Fonte:
Nº 67 – Cogumelos na floresta
Reencontrar o que julgávamos perdido – uma tentativa

Enquanto dormia, sonhei que acordava mas tudo à minha volta permanecia na escuridão. Teria acedido ao mundo dos cegos ou entrado num espaço do universo completamente privado de luz, onde nem as estrelas brilhavam? No sonho, tinha perdido na floresta algo precioso, e procurava-o. Não sabia ao certo o que era. Sentia vida por toda a parte, apesar de não a conseguir ver. Comecei então a duvidar de mim. O que acontece quando alguém está num lugar público, sem ver nada, no escuro, mas existe vida à sua volta? Como iria conseguir orientar-me entre tantas árvores? Ali estava, noite escura, sem relógio ou smartphone, parado. Como superar o medo? – pensei – Como voltar a ter autoconfiança? Nesse momento acordei. Era dia.

O que fazer:
No texto sobre o sonho na floresta, que objetos não tinha consigo quem narra? Estes dados provêm de uma fonte diferente.

Registos do conjunto de dados
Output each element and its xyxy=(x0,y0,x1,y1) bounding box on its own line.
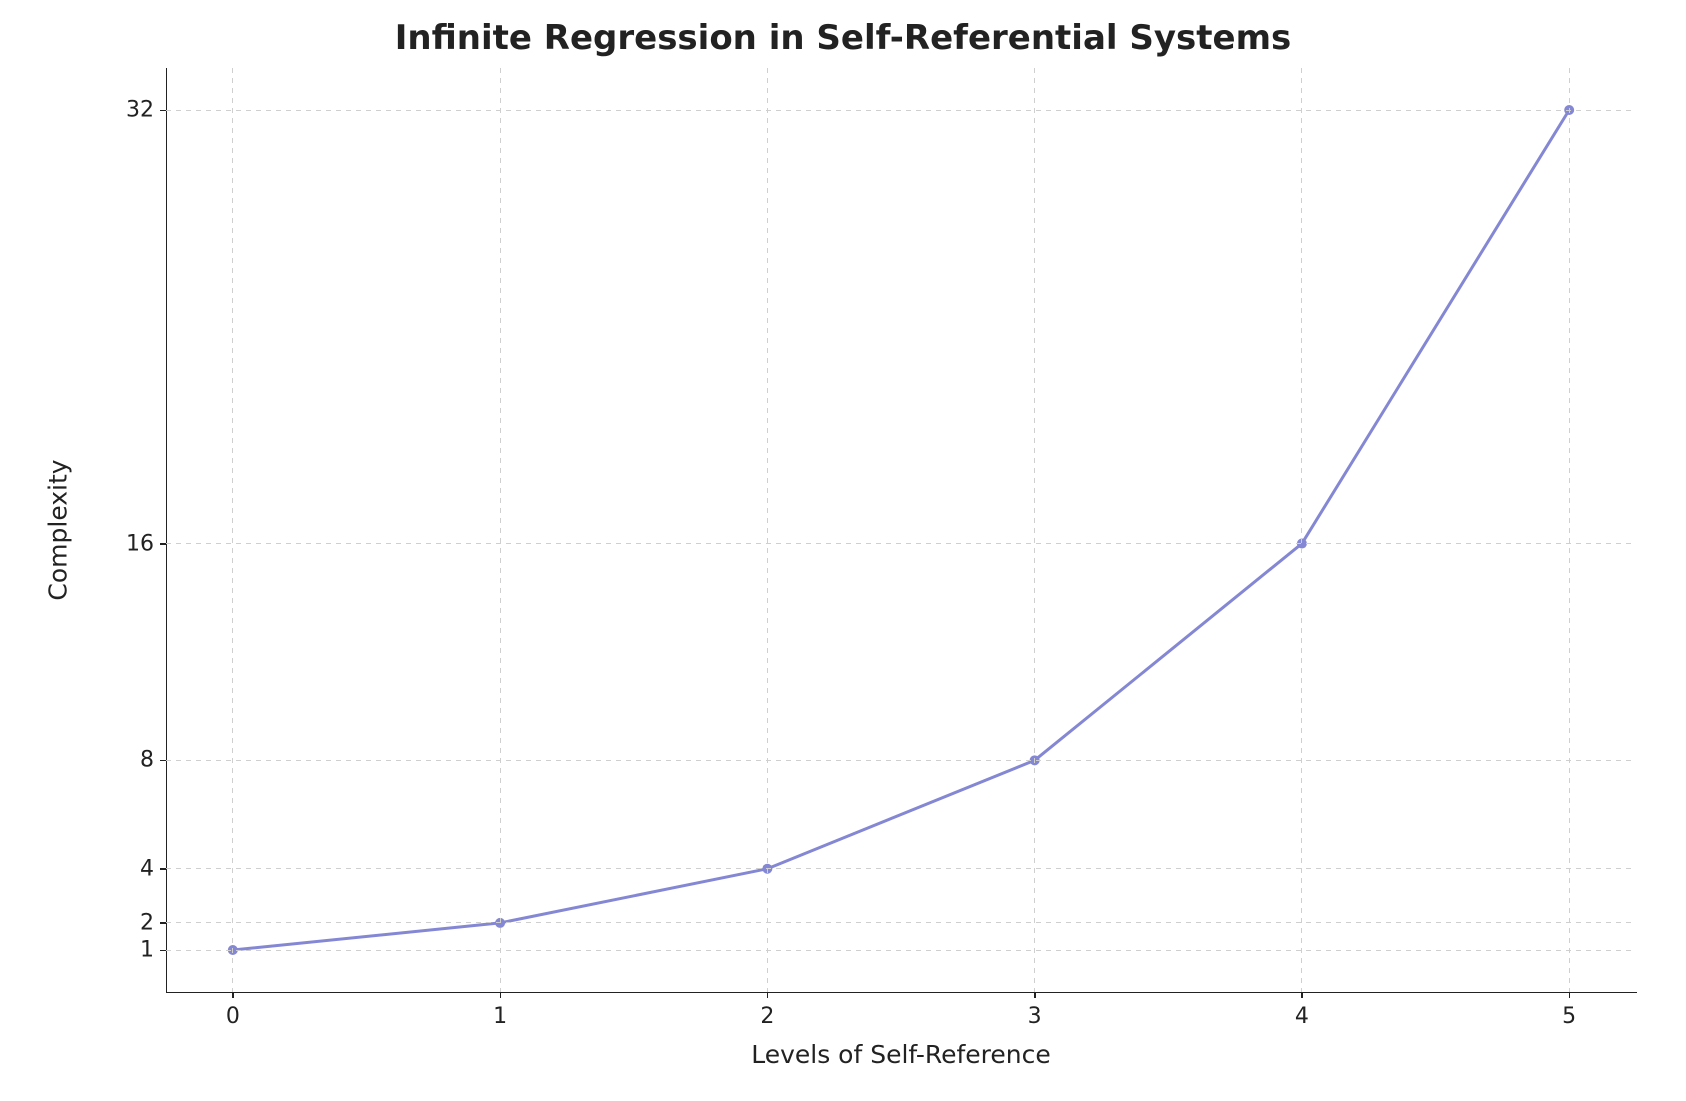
x-tick-label: 2 xyxy=(760,1004,774,1029)
y-tick-label: 16 xyxy=(126,531,154,556)
grid-line-vertical xyxy=(232,68,233,992)
y-tick-mark xyxy=(160,110,166,112)
x-tick-label: 0 xyxy=(226,1004,240,1029)
chart-container: Infinite Regression in Self-Referential … xyxy=(0,0,1686,1101)
grid-line-vertical xyxy=(500,68,501,992)
y-tick-label: 8 xyxy=(140,748,154,773)
y-tick-mark xyxy=(160,760,166,762)
x-tick-mark xyxy=(232,992,234,998)
y-tick-mark xyxy=(160,922,166,924)
x-tick-mark xyxy=(1569,992,1571,998)
x-tick-label: 5 xyxy=(1562,1004,1576,1029)
grid-line-horizontal xyxy=(166,543,1636,544)
grid-line-horizontal xyxy=(166,950,1636,951)
x-tick-mark xyxy=(1034,992,1036,998)
grid-line-vertical xyxy=(1569,68,1570,992)
x-tick-label: 1 xyxy=(493,1004,507,1029)
chart-title: Infinite Regression in Self-Referential … xyxy=(0,18,1686,58)
x-tick-label: 4 xyxy=(1295,1004,1309,1029)
grid-line-vertical xyxy=(767,68,768,992)
y-tick-label: 32 xyxy=(126,98,154,123)
grid-line-vertical xyxy=(1034,68,1035,992)
x-tick-label: 3 xyxy=(1028,1004,1042,1029)
y-axis-label: Complexity xyxy=(44,459,73,600)
grid-line-horizontal xyxy=(166,110,1636,111)
y-tick-mark xyxy=(160,950,166,952)
x-tick-mark xyxy=(500,992,502,998)
y-tick-mark xyxy=(160,868,166,870)
y-tick-label: 2 xyxy=(140,910,154,935)
x-axis-label: Levels of Self-Reference xyxy=(751,1040,1051,1069)
y-tick-label: 4 xyxy=(140,856,154,881)
plot-area xyxy=(166,68,1637,993)
y-tick-mark xyxy=(160,543,166,545)
y-tick-label: 1 xyxy=(140,938,154,963)
grid-line-horizontal xyxy=(166,760,1636,761)
grid-line-horizontal xyxy=(166,922,1636,923)
grid-line-vertical xyxy=(1301,68,1302,992)
x-tick-mark xyxy=(1301,992,1303,998)
x-tick-mark xyxy=(767,992,769,998)
grid-line-horizontal xyxy=(166,868,1636,869)
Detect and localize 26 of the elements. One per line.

Resposta:
Não tinha relógio nem smartphone.